### EXERCISE OBJECTIVE
Set down all of the entries word for word, omitting the images they contain.

### RECORDS
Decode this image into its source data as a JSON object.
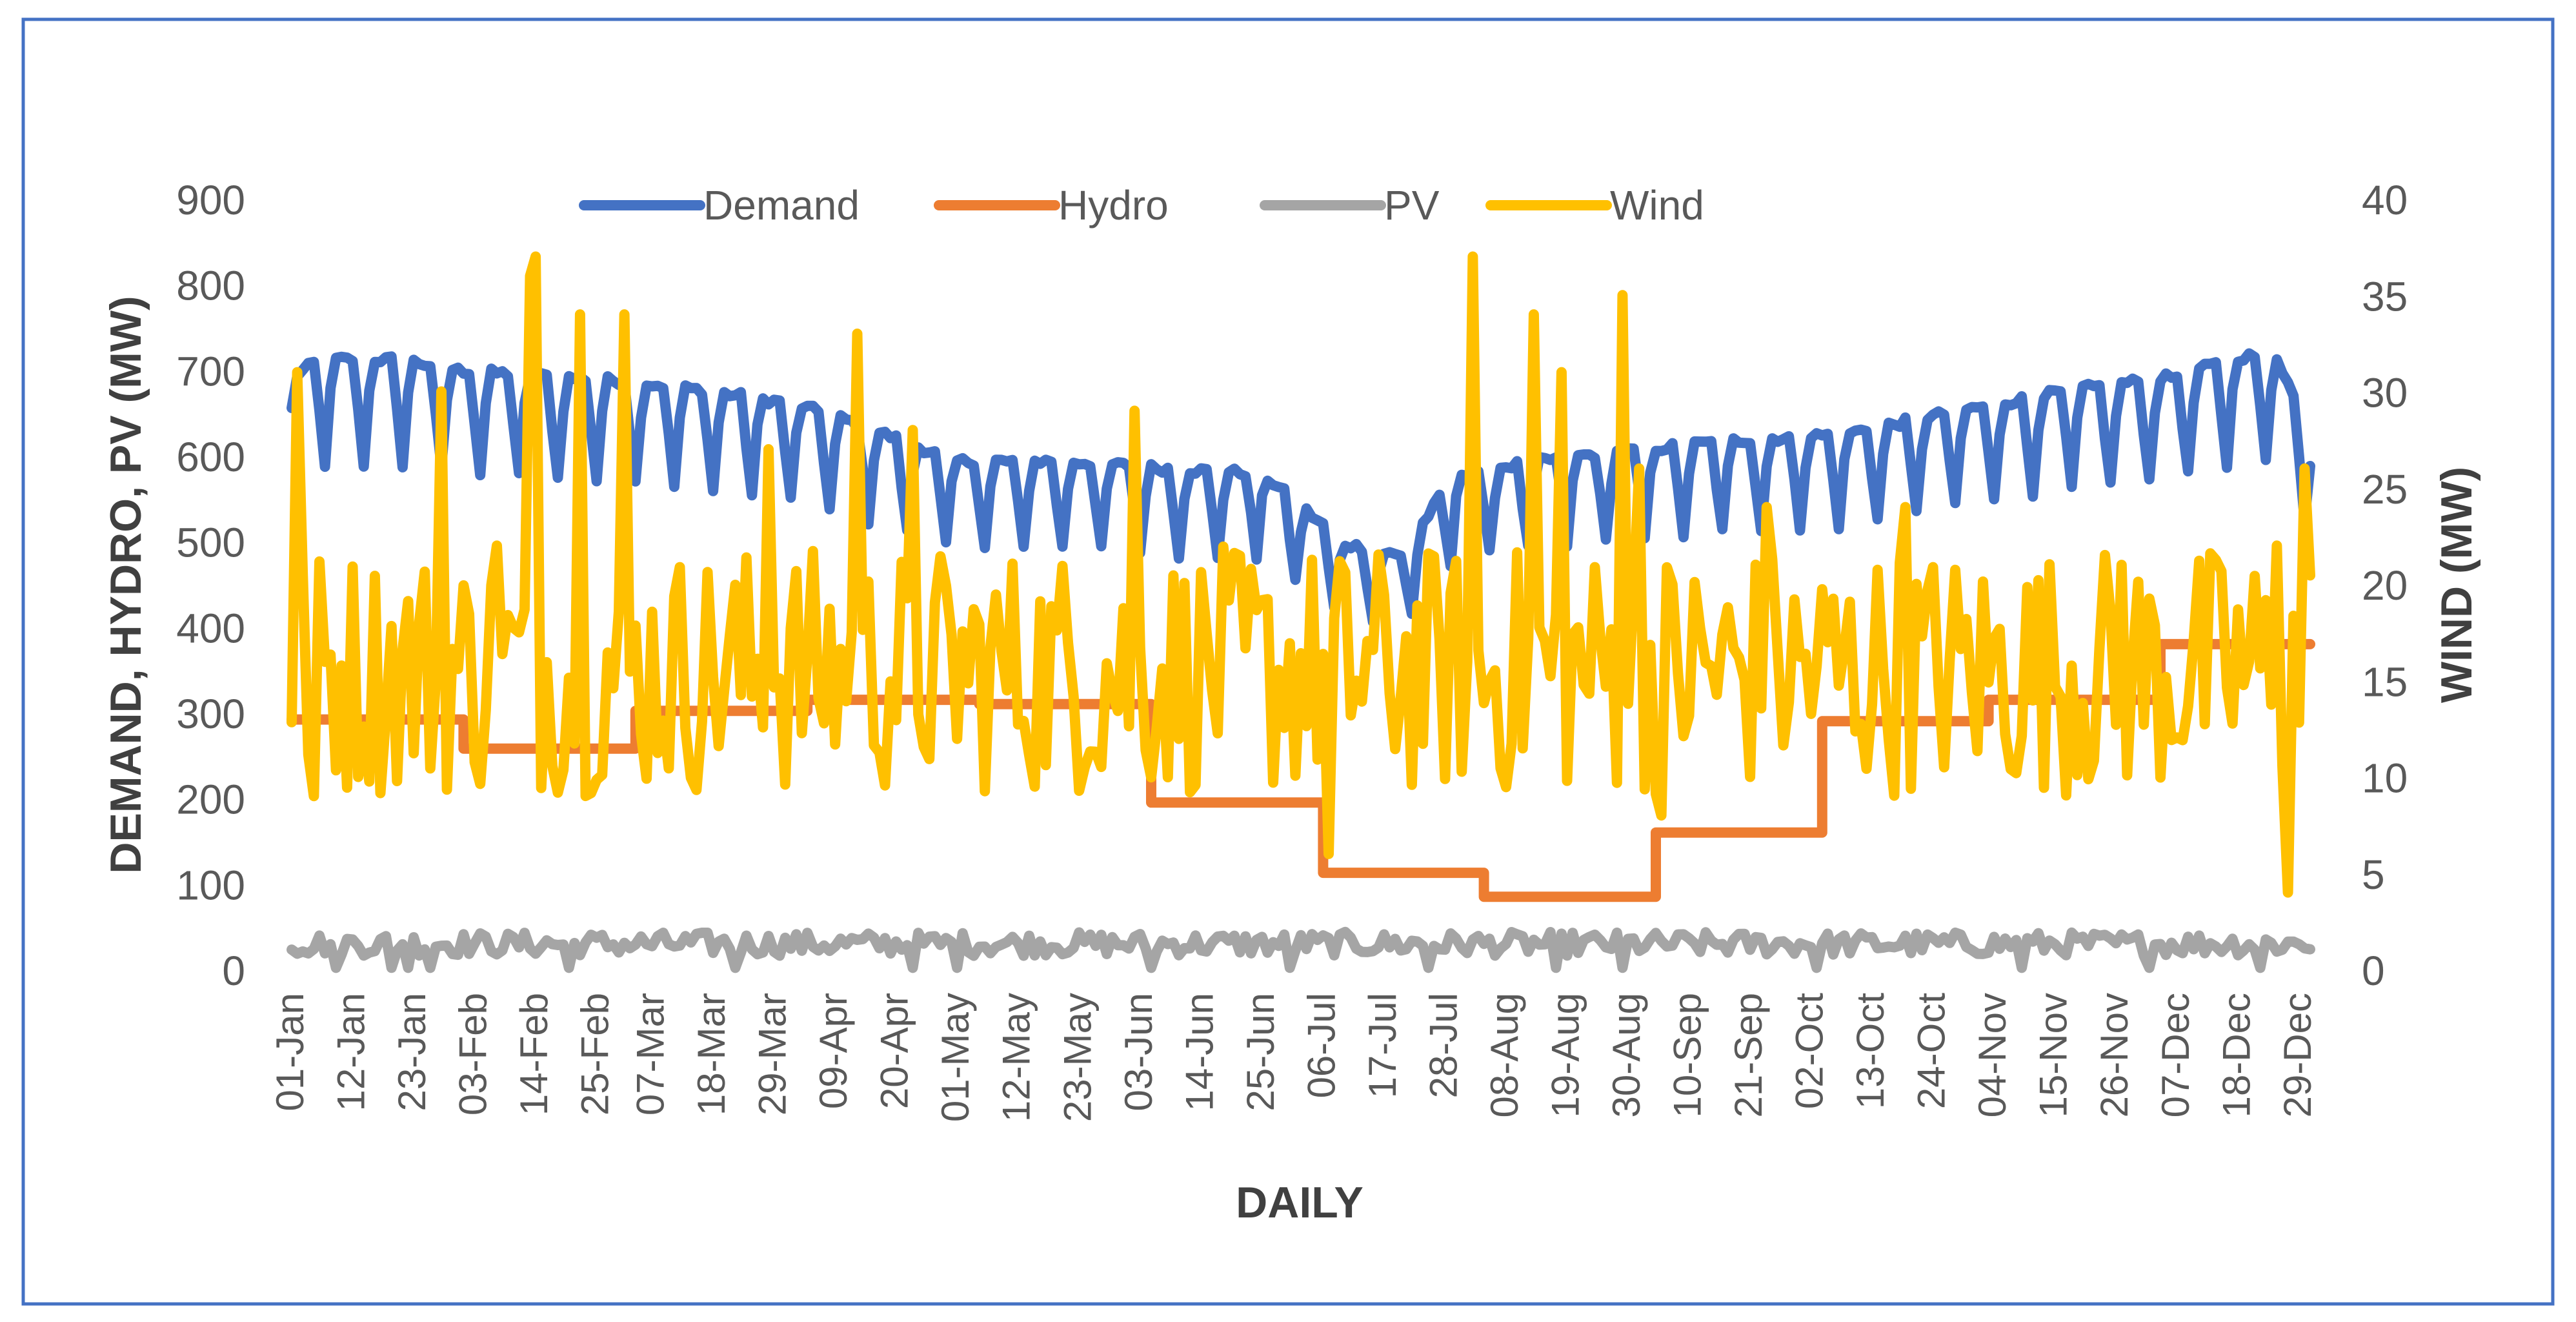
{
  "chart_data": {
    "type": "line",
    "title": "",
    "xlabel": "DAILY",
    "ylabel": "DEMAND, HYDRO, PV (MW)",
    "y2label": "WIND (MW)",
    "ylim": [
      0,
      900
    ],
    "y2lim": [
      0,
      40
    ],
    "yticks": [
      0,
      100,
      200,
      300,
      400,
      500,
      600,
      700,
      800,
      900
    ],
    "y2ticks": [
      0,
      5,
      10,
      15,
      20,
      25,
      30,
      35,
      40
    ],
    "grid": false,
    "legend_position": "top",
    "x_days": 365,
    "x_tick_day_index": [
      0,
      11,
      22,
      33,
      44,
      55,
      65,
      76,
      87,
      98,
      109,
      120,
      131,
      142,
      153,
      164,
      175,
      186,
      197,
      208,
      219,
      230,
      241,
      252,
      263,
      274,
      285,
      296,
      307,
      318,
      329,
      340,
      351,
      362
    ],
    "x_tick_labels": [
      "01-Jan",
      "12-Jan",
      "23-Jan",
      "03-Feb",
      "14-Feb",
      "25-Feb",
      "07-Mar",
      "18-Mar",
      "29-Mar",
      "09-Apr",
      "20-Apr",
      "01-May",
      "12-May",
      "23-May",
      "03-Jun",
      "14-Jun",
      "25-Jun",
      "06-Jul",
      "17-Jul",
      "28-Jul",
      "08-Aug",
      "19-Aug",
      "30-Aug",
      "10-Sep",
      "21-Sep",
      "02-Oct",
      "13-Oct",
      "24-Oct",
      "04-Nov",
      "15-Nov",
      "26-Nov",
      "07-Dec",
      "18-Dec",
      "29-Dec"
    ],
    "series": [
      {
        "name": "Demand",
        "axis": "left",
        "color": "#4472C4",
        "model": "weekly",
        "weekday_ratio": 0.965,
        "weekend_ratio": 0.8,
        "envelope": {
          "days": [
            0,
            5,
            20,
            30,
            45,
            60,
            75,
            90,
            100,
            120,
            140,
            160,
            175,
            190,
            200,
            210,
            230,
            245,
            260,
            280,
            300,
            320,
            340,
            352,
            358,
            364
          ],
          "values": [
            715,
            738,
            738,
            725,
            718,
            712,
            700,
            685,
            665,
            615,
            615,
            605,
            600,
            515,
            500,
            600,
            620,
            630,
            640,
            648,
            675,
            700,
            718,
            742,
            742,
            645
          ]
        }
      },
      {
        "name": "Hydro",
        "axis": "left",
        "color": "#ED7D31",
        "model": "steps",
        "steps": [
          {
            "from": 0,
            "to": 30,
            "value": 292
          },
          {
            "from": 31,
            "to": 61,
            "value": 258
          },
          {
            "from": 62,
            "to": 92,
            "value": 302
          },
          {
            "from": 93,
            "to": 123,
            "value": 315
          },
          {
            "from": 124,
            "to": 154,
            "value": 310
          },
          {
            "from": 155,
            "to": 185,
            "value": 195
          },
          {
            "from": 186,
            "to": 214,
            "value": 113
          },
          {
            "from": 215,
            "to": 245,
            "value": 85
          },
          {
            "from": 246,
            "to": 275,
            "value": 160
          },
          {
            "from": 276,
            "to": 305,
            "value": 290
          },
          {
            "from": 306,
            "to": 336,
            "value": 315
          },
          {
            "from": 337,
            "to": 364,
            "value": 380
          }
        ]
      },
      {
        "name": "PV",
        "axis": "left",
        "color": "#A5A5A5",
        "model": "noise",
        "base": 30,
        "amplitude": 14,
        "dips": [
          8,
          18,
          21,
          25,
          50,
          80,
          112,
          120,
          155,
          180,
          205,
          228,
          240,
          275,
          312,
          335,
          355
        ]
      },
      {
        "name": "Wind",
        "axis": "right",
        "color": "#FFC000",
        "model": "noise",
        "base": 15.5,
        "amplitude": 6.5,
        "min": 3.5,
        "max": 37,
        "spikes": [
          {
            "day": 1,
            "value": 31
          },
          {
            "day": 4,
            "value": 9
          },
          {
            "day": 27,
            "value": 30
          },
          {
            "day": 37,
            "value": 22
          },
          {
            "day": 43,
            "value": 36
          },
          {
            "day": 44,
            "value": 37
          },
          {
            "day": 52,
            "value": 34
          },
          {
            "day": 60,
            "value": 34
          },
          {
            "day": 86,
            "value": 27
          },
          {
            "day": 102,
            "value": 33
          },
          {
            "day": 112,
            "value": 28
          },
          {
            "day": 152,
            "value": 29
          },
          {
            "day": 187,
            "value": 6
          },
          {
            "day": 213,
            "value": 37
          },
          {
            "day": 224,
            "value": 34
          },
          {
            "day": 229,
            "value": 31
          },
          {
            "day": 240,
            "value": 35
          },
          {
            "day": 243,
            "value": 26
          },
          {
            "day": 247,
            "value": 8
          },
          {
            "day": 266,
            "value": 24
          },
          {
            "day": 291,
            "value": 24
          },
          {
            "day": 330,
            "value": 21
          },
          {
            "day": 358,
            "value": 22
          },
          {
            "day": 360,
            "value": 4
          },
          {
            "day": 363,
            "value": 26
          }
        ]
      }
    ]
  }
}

### CORRECT ANSWER
Decode this image into its source data as a JSON object.
{
  "chart_data": {
    "type": "line",
    "title": "",
    "xlabel": "DAILY",
    "ylabel": "DEMAND, HYDRO, PV (MW)",
    "y2label": "WIND (MW)",
    "ylim": [
      0,
      900
    ],
    "y2lim": [
      0,
      40
    ],
    "yticks": [
      0,
      100,
      200,
      300,
      400,
      500,
      600,
      700,
      800,
      900
    ],
    "y2ticks": [
      0,
      5,
      10,
      15,
      20,
      25,
      30,
      35,
      40
    ],
    "grid": false,
    "legend_position": "top",
    "x_days": 365,
    "x_tick_day_index": [
      0,
      11,
      22,
      33,
      44,
      55,
      65,
      76,
      87,
      98,
      109,
      120,
      131,
      142,
      153,
      164,
      175,
      186,
      197,
      208,
      219,
      230,
      241,
      252,
      263,
      274,
      285,
      296,
      307,
      318,
      329,
      340,
      351,
      362
    ],
    "x_tick_labels": [
      "01-Jan",
      "12-Jan",
      "23-Jan",
      "03-Feb",
      "14-Feb",
      "25-Feb",
      "07-Mar",
      "18-Mar",
      "29-Mar",
      "09-Apr",
      "20-Apr",
      "01-May",
      "12-May",
      "23-May",
      "03-Jun",
      "14-Jun",
      "25-Jun",
      "06-Jul",
      "17-Jul",
      "28-Jul",
      "08-Aug",
      "19-Aug",
      "30-Aug",
      "10-Sep",
      "21-Sep",
      "02-Oct",
      "13-Oct",
      "24-Oct",
      "04-Nov",
      "15-Nov",
      "26-Nov",
      "07-Dec",
      "18-Dec",
      "29-Dec"
    ],
    "series": [
      {
        "name": "Demand",
        "axis": "left",
        "color": "#4472C4",
        "model": "weekly",
        "weekday_ratio": 0.965,
        "weekend_ratio": 0.8,
        "envelope": {
          "days": [
            0,
            5,
            20,
            30,
            45,
            60,
            75,
            90,
            100,
            120,
            140,
            160,
            175,
            190,
            200,
            210,
            230,
            245,
            260,
            280,
            300,
            320,
            340,
            352,
            358,
            364
          ],
          "values": [
            715,
            738,
            738,
            725,
            718,
            712,
            700,
            685,
            665,
            615,
            615,
            605,
            600,
            515,
            500,
            600,
            620,
            630,
            640,
            648,
            675,
            700,
            718,
            742,
            742,
            645
          ]
        }
      },
      {
        "name": "Hydro",
        "axis": "left",
        "color": "#ED7D31",
        "model": "steps",
        "steps": [
          {
            "from": 0,
            "to": 30,
            "value": 292
          },
          {
            "from": 31,
            "to": 61,
            "value": 258
          },
          {
            "from": 62,
            "to": 92,
            "value": 302
          },
          {
            "from": 93,
            "to": 123,
            "value": 315
          },
          {
            "from": 124,
            "to": 154,
            "value": 310
          },
          {
            "from": 155,
            "to": 185,
            "value": 195
          },
          {
            "from": 186,
            "to": 214,
            "value": 113
          },
          {
            "from": 215,
            "to": 245,
            "value": 85
          },
          {
            "from": 246,
            "to": 275,
            "value": 160
          },
          {
            "from": 276,
            "to": 305,
            "value": 290
          },
          {
            "from": 306,
            "to": 336,
            "value": 315
          },
          {
            "from": 337,
            "to": 364,
            "value": 380
          }
        ]
      },
      {
        "name": "PV",
        "axis": "left",
        "color": "#A5A5A5",
        "model": "noise",
        "base": 30,
        "amplitude": 14,
        "dips": [
          8,
          18,
          21,
          25,
          50,
          80,
          112,
          120,
          155,
          180,
          205,
          228,
          240,
          275,
          312,
          335,
          355
        ]
      },
      {
        "name": "Wind",
        "axis": "right",
        "color": "#FFC000",
        "model": "noise",
        "base": 15.5,
        "amplitude": 6.5,
        "min": 3.5,
        "max": 37,
        "spikes": [
          {
            "day": 1,
            "value": 31
          },
          {
            "day": 4,
            "value": 9
          },
          {
            "day": 27,
            "value": 30
          },
          {
            "day": 37,
            "value": 22
          },
          {
            "day": 43,
            "value": 36
          },
          {
            "day": 44,
            "value": 37
          },
          {
            "day": 52,
            "value": 34
          },
          {
            "day": 60,
            "value": 34
          },
          {
            "day": 86,
            "value": 27
          },
          {
            "day": 102,
            "value": 33
          },
          {
            "day": 112,
            "value": 28
          },
          {
            "day": 152,
            "value": 29
          },
          {
            "day": 187,
            "value": 6
          },
          {
            "day": 213,
            "value": 37
          },
          {
            "day": 224,
            "value": 34
          },
          {
            "day": 229,
            "value": 31
          },
          {
            "day": 240,
            "value": 35
          },
          {
            "day": 243,
            "value": 26
          },
          {
            "day": 247,
            "value": 8
          },
          {
            "day": 266,
            "value": 24
          },
          {
            "day": 291,
            "value": 24
          },
          {
            "day": 330,
            "value": 21
          },
          {
            "day": 358,
            "value": 22
          },
          {
            "day": 360,
            "value": 4
          },
          {
            "day": 363,
            "value": 26
          }
        ]
      }
    ]
  }
}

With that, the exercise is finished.